▸ Exercise brief: Identify and copy all lines of the material where the string "eggs" is found.

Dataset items

# # #

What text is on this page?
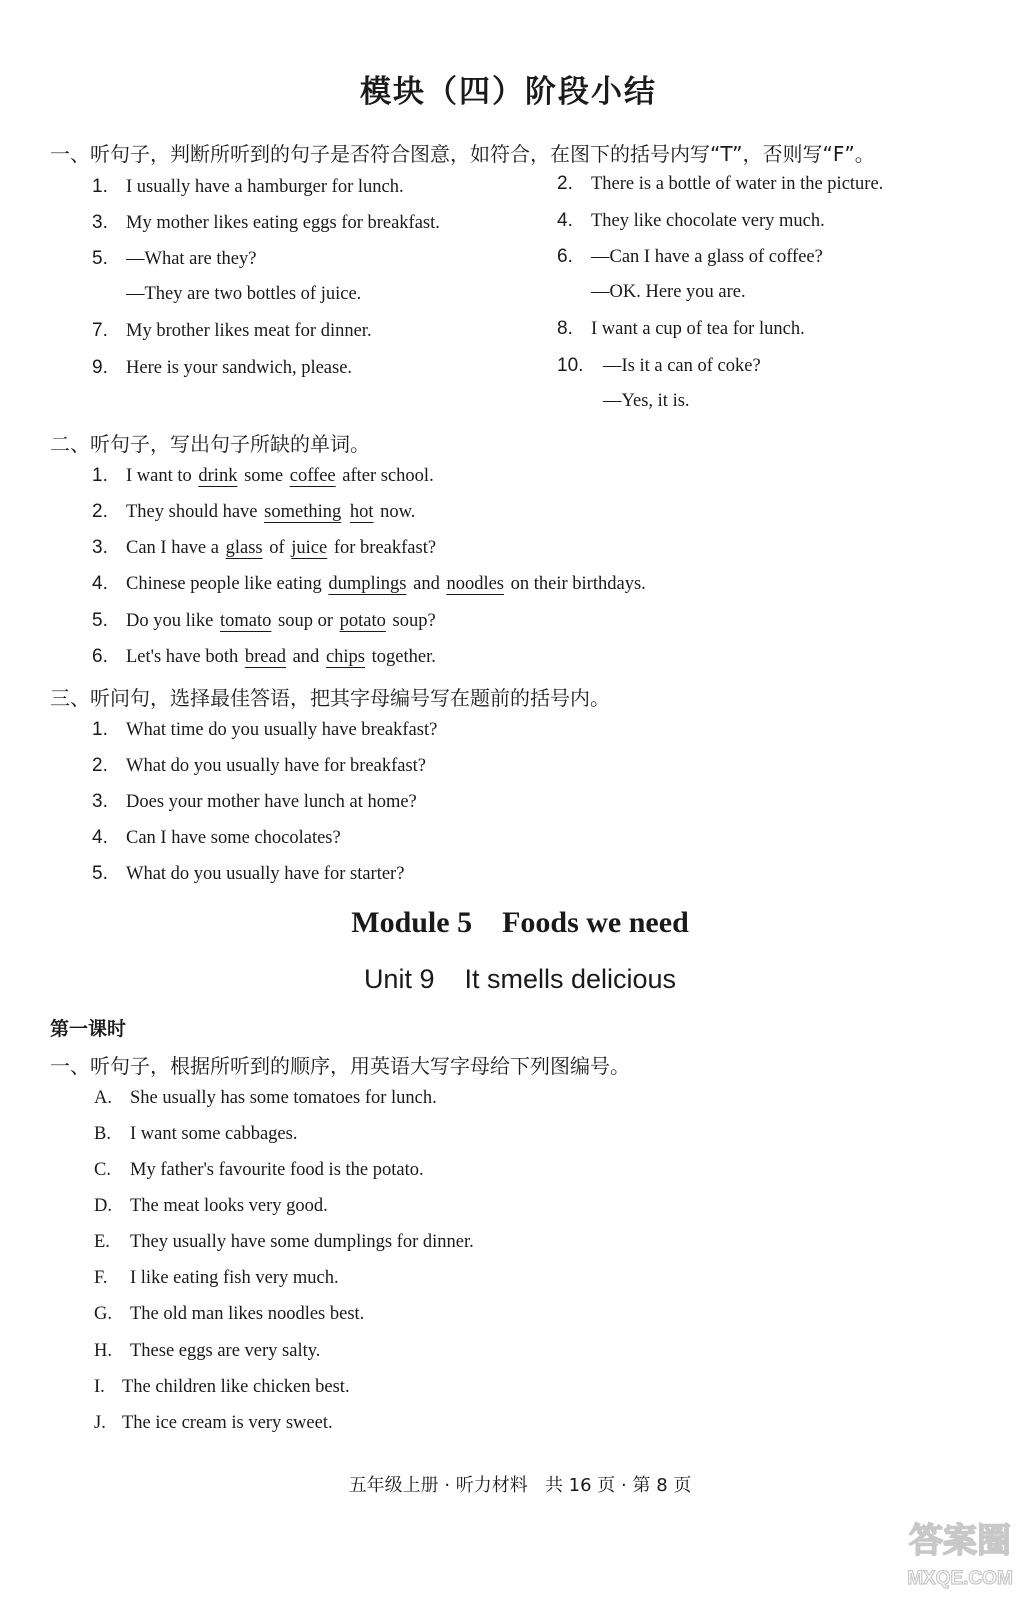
模块（四）阶段小结
一、听句子，判断所听到的句子是否符合图意，如符合，在图下的括号内写“T”，否则写“F”。
1. I usually have a hamburger for lunch.
3. My mother likes eating eggs for breakfast.
5. —What are they?
—They are two bottles of juice.
7. My brother likes meat for dinner.
9. Here is your sandwich, please.
2. There is a bottle of water in the picture.
4. They like chocolate very much.
6. —Can I have a glass of coffee?
—OK. Here you are.
8. I want a cup of tea for lunch.
10. —Is it a can of coke?
—Yes, it is.
二、听句子，写出句子所缺的单词。
1. I want to drink some coffee after school.
2. They should have something hot now.
3. Can I have a glass of juice for breakfast?
4. Chinese people like eating dumplings and noodles on their birthdays.
5. Do you like tomato soup or potato soup?
6. Let's have both bread and chips together.
三、听问句，选择最佳答语，把其字母编号写在题前的括号内。
1. What time do you usually have breakfast?
2. What do you usually have for breakfast?
3. Does your mother have lunch at home?
4. Can I have some chocolates?
5. What do you usually have for starter?
Module 5    Foods we need
Unit 9    It smells delicious
第一课时
一、听句子，根据所听到的顺序，用英语大写字母给下列图编号。
A. She usually has some tomatoes for lunch.
B. I want some cabbages.
C. My father's favourite food is the potato.
D. The meat looks very good.
E. They usually have some dumplings for dinner.
F. I like eating fish very much.
G. The old man likes noodles best.
H. These eggs are very salty.
I. The children like chicken best.
J. The ice cream is very sweet.
五年级上册 · 听力材料   共 16 页 · 第 8 页
答案圈
MXQE.COM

# # #

▸ Exercise response:
3. My mother likes eating eggs for breakfast.
H. These eggs are very salty.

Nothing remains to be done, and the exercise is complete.